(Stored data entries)
● ● ●

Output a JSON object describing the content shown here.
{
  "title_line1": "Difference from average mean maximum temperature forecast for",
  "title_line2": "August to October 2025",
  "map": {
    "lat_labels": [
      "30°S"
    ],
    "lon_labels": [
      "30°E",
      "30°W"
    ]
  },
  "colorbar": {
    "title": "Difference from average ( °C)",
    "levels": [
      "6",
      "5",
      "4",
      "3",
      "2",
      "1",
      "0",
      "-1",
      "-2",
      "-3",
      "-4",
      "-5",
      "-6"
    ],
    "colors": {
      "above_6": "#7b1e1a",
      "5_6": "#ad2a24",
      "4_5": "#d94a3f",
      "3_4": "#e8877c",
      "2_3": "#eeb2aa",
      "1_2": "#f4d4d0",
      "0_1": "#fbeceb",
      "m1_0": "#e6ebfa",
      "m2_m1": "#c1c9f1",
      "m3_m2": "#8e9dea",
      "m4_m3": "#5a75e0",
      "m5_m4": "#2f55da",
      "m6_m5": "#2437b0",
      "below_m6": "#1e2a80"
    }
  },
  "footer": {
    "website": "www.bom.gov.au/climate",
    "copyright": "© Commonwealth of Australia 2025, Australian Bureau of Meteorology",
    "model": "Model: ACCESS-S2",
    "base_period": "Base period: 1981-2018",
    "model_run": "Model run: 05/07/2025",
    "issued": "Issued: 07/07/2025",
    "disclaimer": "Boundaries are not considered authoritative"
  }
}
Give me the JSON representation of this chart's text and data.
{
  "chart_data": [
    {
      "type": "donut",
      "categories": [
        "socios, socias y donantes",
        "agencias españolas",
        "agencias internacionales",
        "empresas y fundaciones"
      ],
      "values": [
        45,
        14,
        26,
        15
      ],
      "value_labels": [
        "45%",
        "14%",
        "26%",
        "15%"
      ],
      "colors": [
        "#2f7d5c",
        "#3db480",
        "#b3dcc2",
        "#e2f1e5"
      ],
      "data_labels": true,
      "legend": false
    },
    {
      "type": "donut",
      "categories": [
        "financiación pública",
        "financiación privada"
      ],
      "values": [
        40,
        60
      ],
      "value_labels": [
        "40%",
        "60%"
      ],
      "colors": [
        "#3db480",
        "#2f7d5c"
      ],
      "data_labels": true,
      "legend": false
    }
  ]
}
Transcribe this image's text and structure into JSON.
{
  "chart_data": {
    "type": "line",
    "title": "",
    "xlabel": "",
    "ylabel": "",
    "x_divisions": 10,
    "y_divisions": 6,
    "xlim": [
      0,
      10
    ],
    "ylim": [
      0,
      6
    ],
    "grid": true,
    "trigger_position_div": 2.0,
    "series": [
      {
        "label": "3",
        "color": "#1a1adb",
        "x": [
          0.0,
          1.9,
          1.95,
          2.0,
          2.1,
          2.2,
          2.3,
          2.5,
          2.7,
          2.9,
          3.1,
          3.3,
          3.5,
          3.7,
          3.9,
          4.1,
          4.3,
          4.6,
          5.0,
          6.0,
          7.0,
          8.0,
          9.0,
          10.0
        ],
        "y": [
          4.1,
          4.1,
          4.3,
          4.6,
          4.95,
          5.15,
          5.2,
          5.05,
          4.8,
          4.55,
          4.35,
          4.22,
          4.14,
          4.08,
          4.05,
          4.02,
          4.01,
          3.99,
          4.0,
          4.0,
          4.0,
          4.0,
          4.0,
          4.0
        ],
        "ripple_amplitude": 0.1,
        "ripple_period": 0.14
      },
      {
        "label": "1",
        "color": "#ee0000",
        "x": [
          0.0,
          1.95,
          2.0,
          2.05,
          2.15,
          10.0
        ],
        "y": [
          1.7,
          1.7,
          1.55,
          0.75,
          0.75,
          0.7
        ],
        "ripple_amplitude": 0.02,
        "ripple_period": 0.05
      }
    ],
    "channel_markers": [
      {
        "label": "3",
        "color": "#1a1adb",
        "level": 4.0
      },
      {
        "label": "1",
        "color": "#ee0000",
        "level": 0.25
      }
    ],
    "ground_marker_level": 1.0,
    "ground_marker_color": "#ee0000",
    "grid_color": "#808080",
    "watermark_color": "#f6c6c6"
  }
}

● ● ●

- _What you have to do_
Look for the word "this" and return every line where it occurs.

- _The output_
Give me the JSON representation of this chart's text and data.
Transcribe this image's text and structure into JSON.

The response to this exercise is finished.